Aim: Present every line in which the string "quindi" appears.

Input:
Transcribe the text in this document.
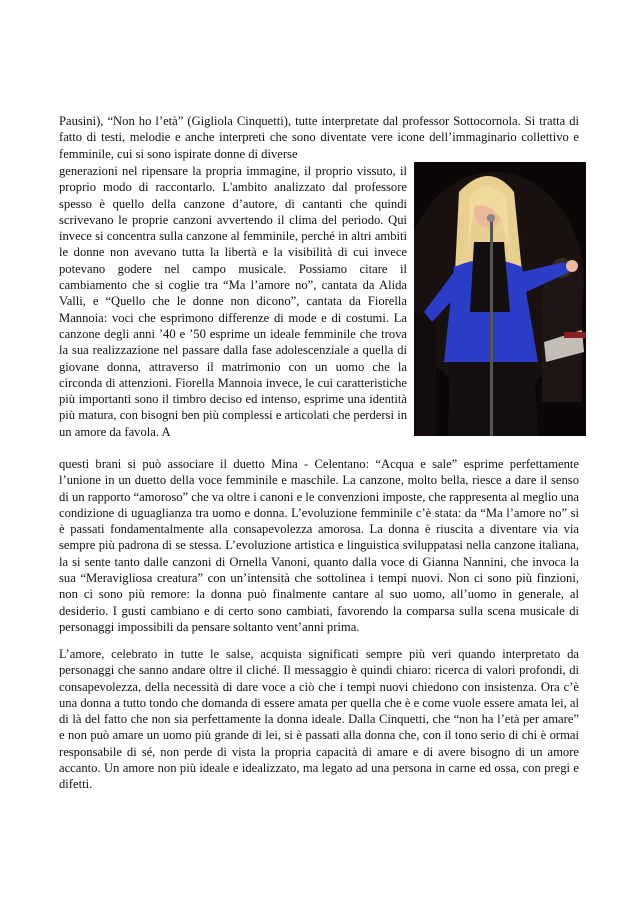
Pausini), “Non ho l’età” (Gigliola Cinquetti), tutte interpretate dal professor Sottocornola. Si tratta di fatto di testi, melodie e anche interpreti che sono diventate vere icone dell’immaginario collettivo e femminile, cui si sono ispirate donne di diverse

generazioni nel ripensare la propria immagine, il proprio vissuto, il proprio modo di raccontarlo. L'ambito analizzato dal professore spesso è quello della canzone d’autore, di cantanti che quindi scrivevano le proprie canzoni avvertendo il clima del periodo. Qui invece si concentra sulla canzone al femminile, perché in altri ambiti le donne non avevano tutta la libertà e la visibilità di cui invece potevano godere nel campo musicale. Possiamo citare il cambiamento che si coglie tra “Ma l’amore no”, cantata da Alida Valli, e “Quello che le donne non dicono”, cantata da Fiorella Mannoia: voci che esprimono differenze di mode e di costumi. La canzone degli anni ’40 e ’50 esprime un ideale femminile che trova la sua realizzazione nel passare dalla fase adolescenziale a quella di giovane donna, attraverso il matrimonio con un uomo che la circonda di attenzioni. Fiorella Mannoia invece, le cui caratteristiche più importanti sono il timbro deciso ed intenso, esprime una identità più matura, con bisogni ben più complessi e articolati che perdersi in un amore da favola. A

questi brani si può associare il duetto Mina - Celentano: “Acqua e sale” esprime perfettamente l’unione in un duetto della voce femminile e maschile. La canzone, molto bella, riesce a dare il senso di un rapporto “amoroso” che va oltre i canoni e le convenzioni imposte, che rappresenta al meglio una condizione di uguaglianza tra uomo e donna. L’evoluzione femminile c’è stata: da “Ma l’amore no” si è passati fondamentalmente alla consapevolezza amorosa. La donna è riuscita a diventare via via sempre più padrona di se stessa. L’evoluzione artistica e linguistica sviluppatasi nella canzone italiana, la si sente tanto dalle canzoni di Ornella Vanoni, quanto dalla voce di Gianna Nannini, che invoca la sua “Meravigliosa creatura” con un’intensità che sottolinea i tempi nuovi. Non ci sono più finzioni, non ci sono più remore: la donna può finalmente cantare al suo uomo, all’uomo in generale, al desiderio. I gusti cambiano e di certo sono cambiati, favorendo la comparsa sulla scena musicale di personaggi impossibili da pensare soltanto vent’anni prima.

L’amore, celebrato in tutte le salse, acquista significati sempre più veri quando interpretato da personaggi che sanno andare oltre il cliché. Il messaggio è quindi chiaro: ricerca di valori profondi, di consapevolezza, della necessità di dare voce a ciò che i tempi nuovi chiedono con insistenza. Ora c’è una donna a tutto tondo che domanda di essere amata per quella che è e come vuole essere amata lei, al di là del fatto che non sia perfettamente la donna ideale. Dalla Cinquetti, che “non ha l’età per amare” e non può amare un uomo più grande di lei, si è passati alla donna che, con il tono serio di chi è ormai responsabile di sé, non perde di vista la propria capacità di amare e di avere bisogno di un amore accanto. Un amore non più ideale e idealizzato, ma legato ad una persona in carne ed ossa, con pregi e difetti.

Answer to the task:
generazioni nel ripensare la propria immagine, il proprio vissuto, il proprio modo di raccontarlo. L'ambito analizzato dal professore spesso è quello della canzone d’autore, di cantanti che quindi scrivevano le proprie canzoni avvertendo il clima del periodo. Qui invece si concentra sulla canzone al femminile, perché in altri ambiti le donne non avevano tutta la libertà e la visibilità di cui invece potevano godere nel campo musicale. Possiamo citare il cambiamento che si coglie tra “Ma l’amore no”, cantata da Alida Valli, e “Quello che le donne non dicono”, cantata da Fiorella Mannoia: voci che esprimono differenze di mode e di costumi. La canzone degli anni ’40 e ’50 esprime un ideale femminile che trova la sua realizzazione nel passare dalla fase adolescenziale a quella di giovane donna, attraverso il matrimonio con un uomo che la circonda di attenzioni. Fiorella Mannoia invece, le cui caratteristiche più importanti sono il timbro deciso ed intenso, esprime una identità più matura, con bisogni ben più complessi e articolati che perdersi in un amore da favola. A
L’amore, celebrato in tutte le salse, acquista significati sempre più veri quando interpretato da personaggi che sanno andare oltre il cliché. Il messaggio è quindi chiaro: ricerca di valori profondi, di consapevolezza, della necessità di dare voce a ciò che i tempi nuovi chiedono con insistenza. Ora c’è una donna a tutto tondo che domanda di essere amata per quella che è e come vuole essere amata lei, al di là del fatto che non sia perfettamente la donna ideale. Dalla Cinquetti, che “non ha l’età per amare” e non può amare un uomo più grande di lei, si è passati alla donna che, con il tono serio di chi è ormai responsabile di sé, non perde di vista la propria capacità di amare e di avere bisogno di un amore accanto. Un amore non più ideale e idealizzato, ma legato ad una persona in carne ed ossa, con pregi e difetti.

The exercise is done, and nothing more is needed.